Saved data entries:
━━━━━━━━━━

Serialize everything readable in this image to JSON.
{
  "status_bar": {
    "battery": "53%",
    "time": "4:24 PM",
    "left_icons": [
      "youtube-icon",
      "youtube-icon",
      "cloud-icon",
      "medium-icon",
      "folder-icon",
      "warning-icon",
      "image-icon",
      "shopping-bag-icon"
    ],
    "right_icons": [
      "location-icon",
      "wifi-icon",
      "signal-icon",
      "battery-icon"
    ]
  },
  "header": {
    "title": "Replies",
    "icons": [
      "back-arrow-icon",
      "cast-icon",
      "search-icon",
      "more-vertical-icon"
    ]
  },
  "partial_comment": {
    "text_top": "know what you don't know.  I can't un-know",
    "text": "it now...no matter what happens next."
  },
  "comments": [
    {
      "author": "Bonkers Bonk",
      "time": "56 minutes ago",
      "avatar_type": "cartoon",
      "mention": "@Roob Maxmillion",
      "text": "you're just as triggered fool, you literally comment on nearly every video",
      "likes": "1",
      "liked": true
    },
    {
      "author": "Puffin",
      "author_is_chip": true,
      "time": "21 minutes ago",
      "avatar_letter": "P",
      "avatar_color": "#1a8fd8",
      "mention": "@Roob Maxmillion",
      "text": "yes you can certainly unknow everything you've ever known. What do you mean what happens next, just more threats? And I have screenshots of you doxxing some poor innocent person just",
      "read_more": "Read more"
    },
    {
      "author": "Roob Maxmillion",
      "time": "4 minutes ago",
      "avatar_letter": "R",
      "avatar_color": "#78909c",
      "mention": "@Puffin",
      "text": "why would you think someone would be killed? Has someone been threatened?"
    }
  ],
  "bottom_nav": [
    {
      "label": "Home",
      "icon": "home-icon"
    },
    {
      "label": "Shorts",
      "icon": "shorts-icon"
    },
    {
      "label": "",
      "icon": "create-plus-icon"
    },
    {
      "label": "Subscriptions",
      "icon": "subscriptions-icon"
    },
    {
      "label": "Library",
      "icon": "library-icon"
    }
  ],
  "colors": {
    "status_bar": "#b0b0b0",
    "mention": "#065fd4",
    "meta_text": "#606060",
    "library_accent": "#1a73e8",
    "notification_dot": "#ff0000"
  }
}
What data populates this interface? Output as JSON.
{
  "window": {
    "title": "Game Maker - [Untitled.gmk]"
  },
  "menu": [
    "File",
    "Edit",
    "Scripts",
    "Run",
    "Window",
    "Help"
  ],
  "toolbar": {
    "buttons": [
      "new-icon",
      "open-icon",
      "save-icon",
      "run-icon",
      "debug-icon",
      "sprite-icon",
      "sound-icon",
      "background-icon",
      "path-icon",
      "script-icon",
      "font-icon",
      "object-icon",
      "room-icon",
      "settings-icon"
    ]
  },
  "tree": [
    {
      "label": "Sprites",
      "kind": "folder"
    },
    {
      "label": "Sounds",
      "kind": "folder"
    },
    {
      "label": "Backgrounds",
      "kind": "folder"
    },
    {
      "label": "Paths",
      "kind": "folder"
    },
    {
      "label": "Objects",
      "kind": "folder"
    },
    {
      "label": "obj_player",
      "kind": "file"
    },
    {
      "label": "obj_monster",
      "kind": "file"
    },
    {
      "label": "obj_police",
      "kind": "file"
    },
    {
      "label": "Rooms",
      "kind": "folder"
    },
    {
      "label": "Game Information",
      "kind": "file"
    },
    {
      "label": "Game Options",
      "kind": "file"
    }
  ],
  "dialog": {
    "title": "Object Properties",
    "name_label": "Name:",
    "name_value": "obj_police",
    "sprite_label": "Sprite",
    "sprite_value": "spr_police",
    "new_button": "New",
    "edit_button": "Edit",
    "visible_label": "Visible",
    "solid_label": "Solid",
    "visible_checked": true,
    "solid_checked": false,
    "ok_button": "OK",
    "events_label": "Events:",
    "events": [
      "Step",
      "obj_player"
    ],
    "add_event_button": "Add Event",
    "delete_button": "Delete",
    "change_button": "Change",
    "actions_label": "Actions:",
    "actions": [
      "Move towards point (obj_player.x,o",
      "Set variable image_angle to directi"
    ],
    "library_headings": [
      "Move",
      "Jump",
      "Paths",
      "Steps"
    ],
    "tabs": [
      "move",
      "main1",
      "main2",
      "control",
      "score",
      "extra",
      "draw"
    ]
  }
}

━━━━━━━━━━

## Problem statement
Give the entries once more, exactly as they appear.

## Solution to this exercise
Serialize everything readable in this image to JSON.
{
  "status_bar": {
    "battery": "53%",
    "time": "4:24 PM",
    "left_icons": [
      "youtube-icon",
      "youtube-icon",
      "cloud-icon",
      "medium-icon",
      "folder-icon",
      "warning-icon",
      "image-icon",
      "shopping-bag-icon"
    ],
    "right_icons": [
      "location-icon",
      "wifi-icon",
      "signal-icon",
      "battery-icon"
    ]
  },
  "header": {
    "title": "Replies",
    "icons": [
      "back-arrow-icon",
      "cast-icon",
      "search-icon",
      "more-vertical-icon"
    ]
  },
  "partial_comment": {
    "text_top": "know what you don't know.  I can't un-know",
    "text": "it now...no matter what happens next."
  },
  "comments": [
    {
      "author": "Bonkers Bonk",
      "time": "56 minutes ago",
      "avatar_type": "cartoon",
      "mention": "@Roob Maxmillion",
      "text": "you're just as triggered fool, you literally comment on nearly every video",
      "likes": "1",
      "liked": true
    },
    {
      "author": "Puffin",
      "author_is_chip": true,
      "time": "21 minutes ago",
      "avatar_letter": "P",
      "avatar_color": "#1a8fd8",
      "mention": "@Roob Maxmillion",
      "text": "yes you can certainly unknow everything you've ever known. What do you mean what happens next, just more threats? And I have screenshots of you doxxing some poor innocent person just",
      "read_more": "Read more"
    },
    {
      "author": "Roob Maxmillion",
      "time": "4 minutes ago",
      "avatar_letter": "R",
      "avatar_color": "#78909c",
      "mention": "@Puffin",
      "text": "why would you think someone would be killed? Has someone been threatened?"
    }
  ],
  "bottom_nav": [
    {
      "label": "Home",
      "icon": "home-icon"
    },
    {
      "label": "Shorts",
      "icon": "shorts-icon"
    },
    {
      "label": "",
      "icon": "create-plus-icon"
    },
    {
      "label": "Subscriptions",
      "icon": "subscriptions-icon"
    },
    {
      "label": "Library",
      "icon": "library-icon"
    }
  ],
  "colors": {
    "status_bar": "#b0b0b0",
    "mention": "#065fd4",
    "meta_text": "#606060",
    "library_accent": "#1a73e8",
    "notification_dot": "#ff0000"
  }
}
What data populates this interface? Output as JSON.
{
  "window": {
    "title": "Game Maker - [Untitled.gmk]"
  },
  "menu": [
    "File",
    "Edit",
    "Scripts",
    "Run",
    "Window",
    "Help"
  ],
  "toolbar": {
    "buttons": [
      "new-icon",
      "open-icon",
      "save-icon",
      "run-icon",
      "debug-icon",
      "sprite-icon",
      "sound-icon",
      "background-icon",
      "path-icon",
      "script-icon",
      "font-icon",
      "object-icon",
      "room-icon",
      "settings-icon"
    ]
  },
  "tree": [
    {
      "label": "Sprites",
      "kind": "folder"
    },
    {
      "label": "Sounds",
      "kind": "folder"
    },
    {
      "label": "Backgrounds",
      "kind": "folder"
    },
    {
      "label": "Paths",
      "kind": "folder"
    },
    {
      "label": "Objects",
      "kind": "folder"
    },
    {
      "label": "obj_player",
      "kind": "file"
    },
    {
      "label": "obj_monster",
      "kind": "file"
    },
    {
      "label": "obj_police",
      "kind": "file"
    },
    {
      "label": "Rooms",
      "kind": "folder"
    },
    {
      "label": "Game Information",
      "kind": "file"
    },
    {
      "label": "Game Options",
      "kind": "file"
    }
  ],
  "dialog": {
    "title": "Object Properties",
    "name_label": "Name:",
    "name_value": "obj_police",
    "sprite_label": "Sprite",
    "sprite_value": "spr_police",
    "new_button": "New",
    "edit_button": "Edit",
    "visible_label": "Visible",
    "solid_label": "Solid",
    "visible_checked": true,
    "solid_checked": false,
    "ok_button": "OK",
    "events_label": "Events:",
    "events": [
      "Step",
      "obj_player"
    ],
    "add_event_button": "Add Event",
    "delete_button": "Delete",
    "change_button": "Change",
    "actions_label": "Actions:",
    "actions": [
      "Move towards point (obj_player.x,o",
      "Set variable image_angle to directi"
    ],
    "library_headings": [
      "Move",
      "Jump",
      "Paths",
      "Steps"
    ],
    "tabs": [
      "move",
      "main1",
      "main2",
      "control",
      "score",
      "extra",
      "draw"
    ]
  }
}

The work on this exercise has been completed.